Which lines of the records contain "维护党的团结统一方面"? Collect every one of them.

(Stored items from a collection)
___

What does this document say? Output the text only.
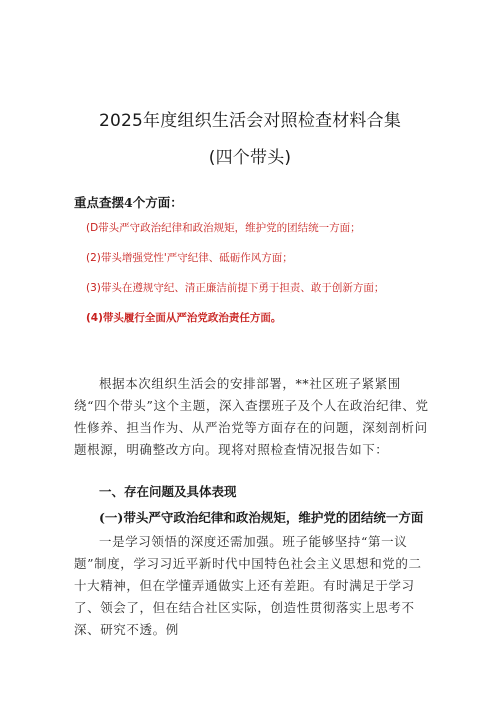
2025年度组织生活会对照检查材料合集
(四个带头)
重点查摆4个方面：
(D带头严守政治纪律和政治规矩，维护党的团结统一方面；
(2)带头增强党性'严守纪律、砥砺作风方面；
(3)带头在遵规守纪、清正廉洁前提下勇于担责、敢于创新方面；
(4)带头履行全面从严治党政治责任方面。

根据本次组织生活会的安排部署，**社区班子紧紧围绕“四个带头”这个主题，深入查摆班子及个人在政治纪律、党性修养、担当作为、从严治党等方面存在的问题，深刻剖析问题根源，明确整改方向。现将对照检查情况报告如下：

一、存在问题及具体表现
(一)带头严守政治纪律和政治规矩，维护党的团结统一方面

一是学习领悟的深度还需加强。班子能够坚持“第一议题”制度，学习习近平新时代中国特色社会主义思想和党的二十大精神，但在学懂弄通做实上还有差距。有时满足于学习了、领会了，但在结合社区实际，创造性贯彻落实上思考不深、研究不透。例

___

- _RESPONSE BELOW_
(D带头严守政治纪律和政治规矩，维护党的团结统一方面；
(一)带头严守政治纪律和政治规矩，维护党的团结统一方面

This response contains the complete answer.